Patent Document

CROSS-REFERENCE TO RELATED APPLICATIONS 
   This application claims the benefit of U.S. provisional patent application No. 60/609,420, entitled “MEMS-Based Optical Communications Beam Steering Apparatus” and filed on Sep. 13, 2004, and U.S. provisional patent application No. 60/609,413, entitled “Apparatus and Method for Free Space Optical Communications Beam Steering without Gimbals” and also filed on Sep. 13, 2004. The entire disclosures of these applications are incorporated herein by reference. 

   STATEMENT REGARDING FEDERALLY SPONSORED RESEARCH OR DEVELOPMENT 
   The U.S. Government has a paid-up license in this invention and the right in limited circumstances to require the patent owner to license others on reasonable terms as provided for by the terms of contract no. F29601-02-C-0021 awarded by the United States Air Force Research Laboratory. 

   BACKGROUND OF THE INVENTION 
   The present invention relates to the field of optical communications, and in particular to the field of beam steering for free space optical transceivers. More particularly, the present invention relates to a micro-electrical-mechanical systems (MEMS) apparatus for operation of the pointing and tracking system of an optical transceiver that does not utilize external gimbals. 
   Laser communications systems are today employed in a vast array of applications, including without limitation communication with aircraft and satellites from ground positions. A laser communication system generally consists of a transmitting terminal and a receiving terminal. A transmitting terminal typically receives an electrical signal from a signal source, and converts the electrical signal into an optical signal. The transmitting terminal then transmits the resulting optical signal using a transmitting telescope. The receiving terminal receives the optical signal through a receiving telescope, which focuses the optical signal into an optical photodetector, and then converts the optical signal back into an electrical signal.
• • • • •
**What to do:** From the patent text, return the passage between "Patent Document" and "Force Research Laboratory.", inclusive, copied word for word.

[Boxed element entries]
• • • • •
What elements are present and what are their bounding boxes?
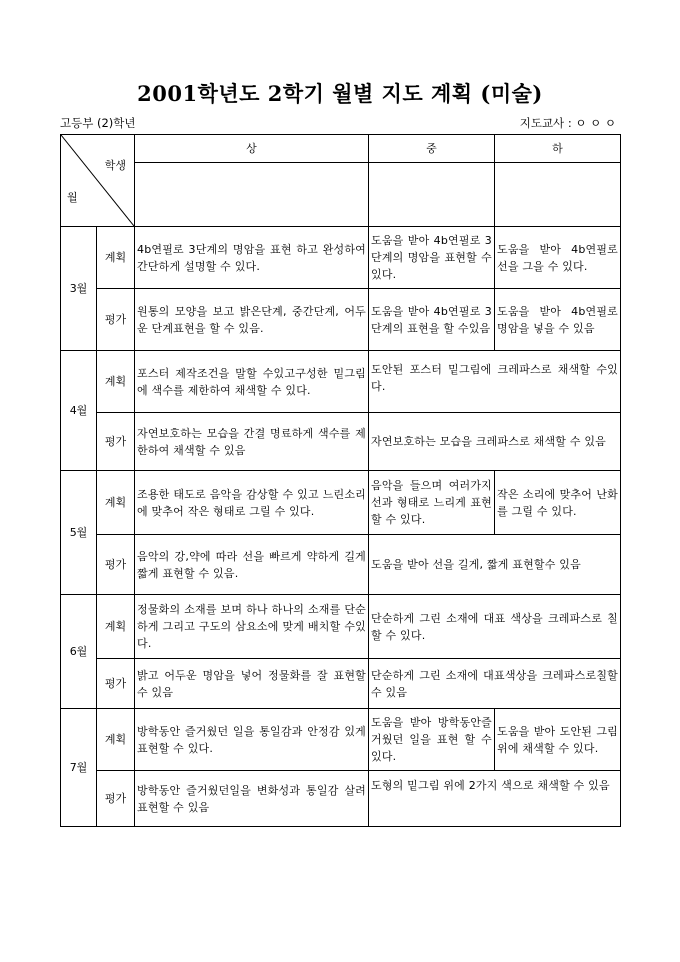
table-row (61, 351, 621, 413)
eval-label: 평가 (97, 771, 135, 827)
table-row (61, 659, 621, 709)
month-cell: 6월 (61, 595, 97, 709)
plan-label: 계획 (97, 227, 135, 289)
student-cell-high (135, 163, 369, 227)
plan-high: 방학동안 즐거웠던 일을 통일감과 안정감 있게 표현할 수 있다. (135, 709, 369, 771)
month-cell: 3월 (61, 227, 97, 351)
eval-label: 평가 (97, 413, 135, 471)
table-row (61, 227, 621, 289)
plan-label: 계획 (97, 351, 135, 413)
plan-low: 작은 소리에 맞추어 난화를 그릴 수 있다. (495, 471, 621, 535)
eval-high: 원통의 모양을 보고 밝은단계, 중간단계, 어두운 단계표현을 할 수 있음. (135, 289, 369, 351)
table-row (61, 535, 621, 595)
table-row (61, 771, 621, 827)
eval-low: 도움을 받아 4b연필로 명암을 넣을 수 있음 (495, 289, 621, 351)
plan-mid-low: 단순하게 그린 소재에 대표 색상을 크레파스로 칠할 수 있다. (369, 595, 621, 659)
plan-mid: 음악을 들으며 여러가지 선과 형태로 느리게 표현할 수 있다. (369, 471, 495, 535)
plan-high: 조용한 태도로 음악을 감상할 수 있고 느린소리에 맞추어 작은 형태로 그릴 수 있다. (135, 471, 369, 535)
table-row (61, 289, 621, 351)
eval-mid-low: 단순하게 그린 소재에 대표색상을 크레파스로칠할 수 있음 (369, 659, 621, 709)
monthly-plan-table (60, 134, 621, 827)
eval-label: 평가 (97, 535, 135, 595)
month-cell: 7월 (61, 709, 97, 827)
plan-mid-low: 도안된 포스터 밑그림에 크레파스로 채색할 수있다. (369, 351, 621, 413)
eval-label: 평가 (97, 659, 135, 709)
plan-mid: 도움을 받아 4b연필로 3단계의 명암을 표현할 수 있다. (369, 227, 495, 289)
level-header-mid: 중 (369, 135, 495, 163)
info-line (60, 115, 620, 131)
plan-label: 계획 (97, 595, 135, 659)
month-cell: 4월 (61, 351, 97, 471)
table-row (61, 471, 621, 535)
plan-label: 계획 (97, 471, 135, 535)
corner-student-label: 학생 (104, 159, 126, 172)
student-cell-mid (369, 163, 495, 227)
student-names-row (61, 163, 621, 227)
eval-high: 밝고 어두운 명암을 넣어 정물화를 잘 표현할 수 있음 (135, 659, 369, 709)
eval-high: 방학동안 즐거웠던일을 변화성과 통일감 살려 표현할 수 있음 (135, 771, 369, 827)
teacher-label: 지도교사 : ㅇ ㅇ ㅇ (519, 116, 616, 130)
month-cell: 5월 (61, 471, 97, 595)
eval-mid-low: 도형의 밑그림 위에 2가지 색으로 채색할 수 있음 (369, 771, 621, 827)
• • • • •
**Reply:**
Patent Document

CROSS-REFERENCE TO RELATED APPLICATIONS 
   This application claims the benefit of U.S. provisional patent application No. 60/609,420, entitled “MEMS-Based Optical Communications Beam Steering Apparatus” and filed on Sep. 13, 2004, and U.S. provisional patent application No. 60/609,413, entitled “Apparatus and Method for Free Space Optical Communications Beam Steering without Gimbals” and also filed on Sep. 13, 2004. The entire disclosures of these applications are incorporated herein by reference. 

   STATEMENT REGARDING FEDERALLY SPONSORED RESEARCH OR DEVELOPMENT 
   The U.S. Government has a paid-up license in this invention and the right in limited circumstances to require the patent owner to license others on reasonable terms as provided for by the terms of contract no. F29601-02-C-0021 awarded by the United States Air Force Research Laboratory.